= Work to do =
Wherever the string "Gross" appears in a line, extract that line.

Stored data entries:
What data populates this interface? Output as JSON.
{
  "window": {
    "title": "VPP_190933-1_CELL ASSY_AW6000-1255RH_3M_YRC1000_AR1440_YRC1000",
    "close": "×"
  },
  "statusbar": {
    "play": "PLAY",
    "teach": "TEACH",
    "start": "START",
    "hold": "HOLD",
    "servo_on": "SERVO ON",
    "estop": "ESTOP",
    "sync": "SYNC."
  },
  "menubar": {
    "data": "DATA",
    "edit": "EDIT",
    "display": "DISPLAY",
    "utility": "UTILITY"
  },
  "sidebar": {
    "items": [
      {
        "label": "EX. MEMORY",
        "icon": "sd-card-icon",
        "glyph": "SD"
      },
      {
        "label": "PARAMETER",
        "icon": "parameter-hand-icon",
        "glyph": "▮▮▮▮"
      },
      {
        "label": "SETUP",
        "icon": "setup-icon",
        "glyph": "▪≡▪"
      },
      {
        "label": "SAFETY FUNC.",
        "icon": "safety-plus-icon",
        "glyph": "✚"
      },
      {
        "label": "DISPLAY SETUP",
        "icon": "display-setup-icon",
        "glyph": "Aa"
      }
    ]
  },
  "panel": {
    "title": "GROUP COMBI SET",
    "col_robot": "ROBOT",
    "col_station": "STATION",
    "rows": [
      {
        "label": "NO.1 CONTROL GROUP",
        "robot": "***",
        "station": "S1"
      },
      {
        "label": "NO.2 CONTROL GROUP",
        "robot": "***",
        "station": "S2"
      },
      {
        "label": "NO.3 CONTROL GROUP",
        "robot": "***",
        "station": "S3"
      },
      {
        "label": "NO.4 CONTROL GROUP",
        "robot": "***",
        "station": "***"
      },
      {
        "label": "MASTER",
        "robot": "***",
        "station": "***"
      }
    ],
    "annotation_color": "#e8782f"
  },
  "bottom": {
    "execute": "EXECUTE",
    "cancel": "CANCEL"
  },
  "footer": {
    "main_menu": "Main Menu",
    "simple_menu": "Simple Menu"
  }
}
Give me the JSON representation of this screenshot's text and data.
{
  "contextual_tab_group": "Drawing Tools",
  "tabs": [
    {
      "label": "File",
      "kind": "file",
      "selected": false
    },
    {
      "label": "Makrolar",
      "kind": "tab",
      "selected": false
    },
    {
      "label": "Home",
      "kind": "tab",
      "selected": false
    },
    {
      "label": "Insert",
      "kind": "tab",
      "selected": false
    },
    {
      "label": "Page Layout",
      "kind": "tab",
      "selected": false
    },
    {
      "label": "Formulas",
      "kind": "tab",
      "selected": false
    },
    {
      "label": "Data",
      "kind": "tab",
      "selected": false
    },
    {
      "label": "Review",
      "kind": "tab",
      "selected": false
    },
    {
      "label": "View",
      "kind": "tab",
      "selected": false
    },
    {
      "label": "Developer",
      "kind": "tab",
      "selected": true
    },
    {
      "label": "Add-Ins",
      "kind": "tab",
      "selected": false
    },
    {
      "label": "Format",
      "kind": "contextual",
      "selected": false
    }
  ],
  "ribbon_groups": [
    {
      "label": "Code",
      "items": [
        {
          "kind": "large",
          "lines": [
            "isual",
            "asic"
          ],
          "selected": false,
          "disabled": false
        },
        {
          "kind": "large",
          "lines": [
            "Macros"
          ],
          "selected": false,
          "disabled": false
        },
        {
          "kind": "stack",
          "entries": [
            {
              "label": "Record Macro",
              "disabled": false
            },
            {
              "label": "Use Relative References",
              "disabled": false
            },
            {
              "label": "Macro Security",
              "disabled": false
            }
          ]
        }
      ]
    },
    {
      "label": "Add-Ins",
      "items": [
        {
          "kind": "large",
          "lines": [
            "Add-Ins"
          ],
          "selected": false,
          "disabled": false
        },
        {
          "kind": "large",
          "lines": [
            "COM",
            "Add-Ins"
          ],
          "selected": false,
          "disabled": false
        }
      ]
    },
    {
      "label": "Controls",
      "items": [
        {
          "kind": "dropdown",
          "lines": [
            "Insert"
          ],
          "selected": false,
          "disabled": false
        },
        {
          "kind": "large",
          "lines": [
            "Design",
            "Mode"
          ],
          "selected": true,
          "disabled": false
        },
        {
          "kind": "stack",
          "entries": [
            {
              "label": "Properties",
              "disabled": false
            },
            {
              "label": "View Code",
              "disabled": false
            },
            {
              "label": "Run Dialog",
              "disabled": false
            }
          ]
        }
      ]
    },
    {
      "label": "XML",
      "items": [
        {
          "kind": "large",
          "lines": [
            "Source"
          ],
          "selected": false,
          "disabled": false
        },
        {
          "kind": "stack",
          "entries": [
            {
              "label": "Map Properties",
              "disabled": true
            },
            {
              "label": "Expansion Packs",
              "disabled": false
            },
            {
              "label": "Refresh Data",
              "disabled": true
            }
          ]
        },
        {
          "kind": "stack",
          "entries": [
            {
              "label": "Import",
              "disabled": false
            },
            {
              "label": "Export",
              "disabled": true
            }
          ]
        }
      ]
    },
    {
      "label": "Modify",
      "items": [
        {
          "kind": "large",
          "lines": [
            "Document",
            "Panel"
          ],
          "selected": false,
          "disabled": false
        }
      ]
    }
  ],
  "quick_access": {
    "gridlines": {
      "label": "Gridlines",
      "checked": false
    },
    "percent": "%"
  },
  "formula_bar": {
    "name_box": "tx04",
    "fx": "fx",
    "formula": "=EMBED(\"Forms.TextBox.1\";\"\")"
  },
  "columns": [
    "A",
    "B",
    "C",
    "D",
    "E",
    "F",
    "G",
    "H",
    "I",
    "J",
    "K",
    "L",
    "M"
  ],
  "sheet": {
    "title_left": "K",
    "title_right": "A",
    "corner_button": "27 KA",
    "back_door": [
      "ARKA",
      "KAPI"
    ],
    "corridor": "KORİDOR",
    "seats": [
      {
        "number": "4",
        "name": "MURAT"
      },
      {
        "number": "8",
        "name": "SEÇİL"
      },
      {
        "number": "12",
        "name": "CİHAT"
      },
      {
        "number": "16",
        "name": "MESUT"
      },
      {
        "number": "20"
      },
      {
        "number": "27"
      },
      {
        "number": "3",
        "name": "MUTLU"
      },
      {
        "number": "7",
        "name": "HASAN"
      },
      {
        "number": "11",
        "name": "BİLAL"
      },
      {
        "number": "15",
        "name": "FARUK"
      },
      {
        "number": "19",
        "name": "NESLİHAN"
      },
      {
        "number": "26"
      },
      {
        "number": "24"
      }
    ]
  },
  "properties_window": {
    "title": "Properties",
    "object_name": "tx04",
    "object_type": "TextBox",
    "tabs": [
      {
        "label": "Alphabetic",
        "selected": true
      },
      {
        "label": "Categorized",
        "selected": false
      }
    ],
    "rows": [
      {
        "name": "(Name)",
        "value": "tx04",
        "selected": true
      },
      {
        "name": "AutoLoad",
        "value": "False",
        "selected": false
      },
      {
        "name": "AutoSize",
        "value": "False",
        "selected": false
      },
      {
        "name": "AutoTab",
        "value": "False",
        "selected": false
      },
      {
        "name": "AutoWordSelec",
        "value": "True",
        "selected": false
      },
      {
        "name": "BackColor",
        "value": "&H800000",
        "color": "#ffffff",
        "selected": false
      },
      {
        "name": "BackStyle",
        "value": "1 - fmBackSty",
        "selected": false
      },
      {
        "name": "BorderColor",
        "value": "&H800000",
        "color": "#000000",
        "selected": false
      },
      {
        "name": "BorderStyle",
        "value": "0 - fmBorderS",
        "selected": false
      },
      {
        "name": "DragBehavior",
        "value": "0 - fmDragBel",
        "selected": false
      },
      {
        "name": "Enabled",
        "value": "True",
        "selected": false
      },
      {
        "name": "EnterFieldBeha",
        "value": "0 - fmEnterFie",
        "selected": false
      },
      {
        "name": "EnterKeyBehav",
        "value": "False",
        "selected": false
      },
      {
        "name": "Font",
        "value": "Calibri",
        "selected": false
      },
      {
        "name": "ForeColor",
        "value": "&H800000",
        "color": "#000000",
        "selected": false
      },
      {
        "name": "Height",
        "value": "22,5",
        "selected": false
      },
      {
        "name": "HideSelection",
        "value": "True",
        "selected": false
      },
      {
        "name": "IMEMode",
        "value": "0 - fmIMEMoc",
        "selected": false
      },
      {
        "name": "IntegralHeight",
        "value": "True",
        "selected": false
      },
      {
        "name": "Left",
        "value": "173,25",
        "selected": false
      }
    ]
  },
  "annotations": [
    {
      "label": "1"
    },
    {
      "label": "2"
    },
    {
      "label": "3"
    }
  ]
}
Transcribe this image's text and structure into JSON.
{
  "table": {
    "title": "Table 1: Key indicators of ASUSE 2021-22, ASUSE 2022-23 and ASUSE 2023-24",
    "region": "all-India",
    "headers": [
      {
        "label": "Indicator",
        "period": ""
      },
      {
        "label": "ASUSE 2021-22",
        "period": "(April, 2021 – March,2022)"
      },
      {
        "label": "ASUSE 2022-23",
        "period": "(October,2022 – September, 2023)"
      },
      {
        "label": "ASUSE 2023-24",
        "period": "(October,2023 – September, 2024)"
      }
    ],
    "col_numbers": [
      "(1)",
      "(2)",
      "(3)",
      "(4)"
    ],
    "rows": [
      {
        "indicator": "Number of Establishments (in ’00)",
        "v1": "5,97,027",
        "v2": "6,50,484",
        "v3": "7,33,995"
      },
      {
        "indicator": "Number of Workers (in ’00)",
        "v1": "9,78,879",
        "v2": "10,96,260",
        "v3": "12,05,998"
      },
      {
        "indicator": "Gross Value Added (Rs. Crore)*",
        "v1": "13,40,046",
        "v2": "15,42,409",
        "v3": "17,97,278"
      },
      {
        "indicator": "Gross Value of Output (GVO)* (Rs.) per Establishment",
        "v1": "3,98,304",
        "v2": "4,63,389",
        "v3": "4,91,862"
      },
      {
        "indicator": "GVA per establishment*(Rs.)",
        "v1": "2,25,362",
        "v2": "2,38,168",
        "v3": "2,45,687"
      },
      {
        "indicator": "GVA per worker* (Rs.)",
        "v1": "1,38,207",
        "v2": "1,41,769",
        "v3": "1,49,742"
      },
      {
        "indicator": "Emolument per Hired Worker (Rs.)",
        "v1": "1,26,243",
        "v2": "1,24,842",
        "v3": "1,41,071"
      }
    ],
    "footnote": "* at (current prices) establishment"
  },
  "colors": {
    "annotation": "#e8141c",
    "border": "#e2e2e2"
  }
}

= Complete answer =
        "indicator": "Gross Value Added (Rs. Crore)*",
        "indicator": "Gross Value of Output (GVO)* (Rs.) per Establishment",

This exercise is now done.